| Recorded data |
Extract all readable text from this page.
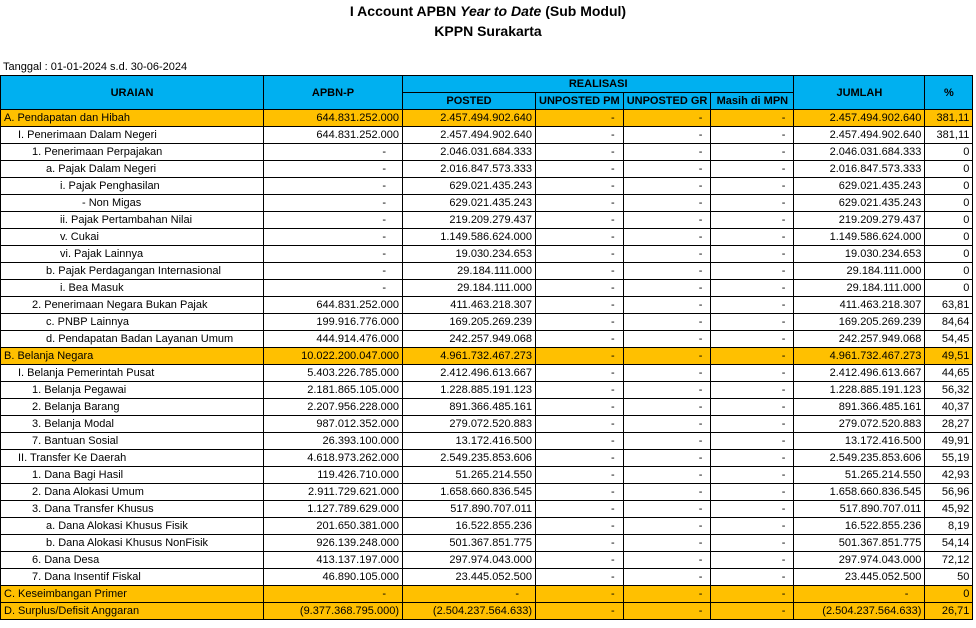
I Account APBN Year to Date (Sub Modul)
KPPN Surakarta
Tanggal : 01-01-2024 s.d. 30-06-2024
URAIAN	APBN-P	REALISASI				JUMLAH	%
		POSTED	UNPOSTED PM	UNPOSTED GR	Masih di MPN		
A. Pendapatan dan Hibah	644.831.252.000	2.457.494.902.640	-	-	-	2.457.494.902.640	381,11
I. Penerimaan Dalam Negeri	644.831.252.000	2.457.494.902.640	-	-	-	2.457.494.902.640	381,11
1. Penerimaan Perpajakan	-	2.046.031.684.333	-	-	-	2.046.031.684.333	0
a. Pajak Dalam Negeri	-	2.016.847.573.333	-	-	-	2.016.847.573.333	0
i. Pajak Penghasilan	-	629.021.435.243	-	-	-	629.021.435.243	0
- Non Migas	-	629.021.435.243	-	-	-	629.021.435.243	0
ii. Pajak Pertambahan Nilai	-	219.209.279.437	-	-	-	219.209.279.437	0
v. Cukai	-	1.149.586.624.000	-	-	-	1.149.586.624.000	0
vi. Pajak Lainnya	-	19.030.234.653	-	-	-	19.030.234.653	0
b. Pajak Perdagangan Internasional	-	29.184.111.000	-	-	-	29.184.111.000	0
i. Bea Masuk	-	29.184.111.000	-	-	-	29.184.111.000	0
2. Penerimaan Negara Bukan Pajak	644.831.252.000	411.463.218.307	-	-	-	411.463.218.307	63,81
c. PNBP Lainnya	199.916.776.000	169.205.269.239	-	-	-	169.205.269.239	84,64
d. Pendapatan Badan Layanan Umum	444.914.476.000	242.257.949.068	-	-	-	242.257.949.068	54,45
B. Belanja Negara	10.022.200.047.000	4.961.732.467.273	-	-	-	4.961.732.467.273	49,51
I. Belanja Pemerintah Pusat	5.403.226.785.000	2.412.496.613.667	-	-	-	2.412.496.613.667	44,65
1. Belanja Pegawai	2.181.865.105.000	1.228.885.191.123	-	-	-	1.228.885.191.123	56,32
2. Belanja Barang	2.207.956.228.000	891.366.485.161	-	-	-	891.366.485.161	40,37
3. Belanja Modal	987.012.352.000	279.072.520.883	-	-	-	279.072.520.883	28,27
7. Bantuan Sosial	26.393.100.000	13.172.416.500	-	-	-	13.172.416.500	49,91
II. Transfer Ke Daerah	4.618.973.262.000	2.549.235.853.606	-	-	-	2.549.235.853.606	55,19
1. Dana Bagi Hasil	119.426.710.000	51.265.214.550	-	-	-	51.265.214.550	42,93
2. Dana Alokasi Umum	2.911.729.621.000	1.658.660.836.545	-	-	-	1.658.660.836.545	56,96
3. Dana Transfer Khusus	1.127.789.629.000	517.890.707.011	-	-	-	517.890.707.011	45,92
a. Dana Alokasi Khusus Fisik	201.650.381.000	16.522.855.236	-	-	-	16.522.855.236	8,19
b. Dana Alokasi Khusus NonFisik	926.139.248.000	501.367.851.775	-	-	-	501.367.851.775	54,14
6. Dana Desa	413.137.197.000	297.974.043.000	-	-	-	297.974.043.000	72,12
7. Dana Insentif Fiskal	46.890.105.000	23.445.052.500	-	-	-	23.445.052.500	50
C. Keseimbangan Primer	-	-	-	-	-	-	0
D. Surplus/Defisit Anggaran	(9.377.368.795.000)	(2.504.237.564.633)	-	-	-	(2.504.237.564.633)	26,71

| WHAT IS ASKED |
How many of the lines above contain the string "Khusus"? Give the number only.

| CORRECT RESPONSE |
3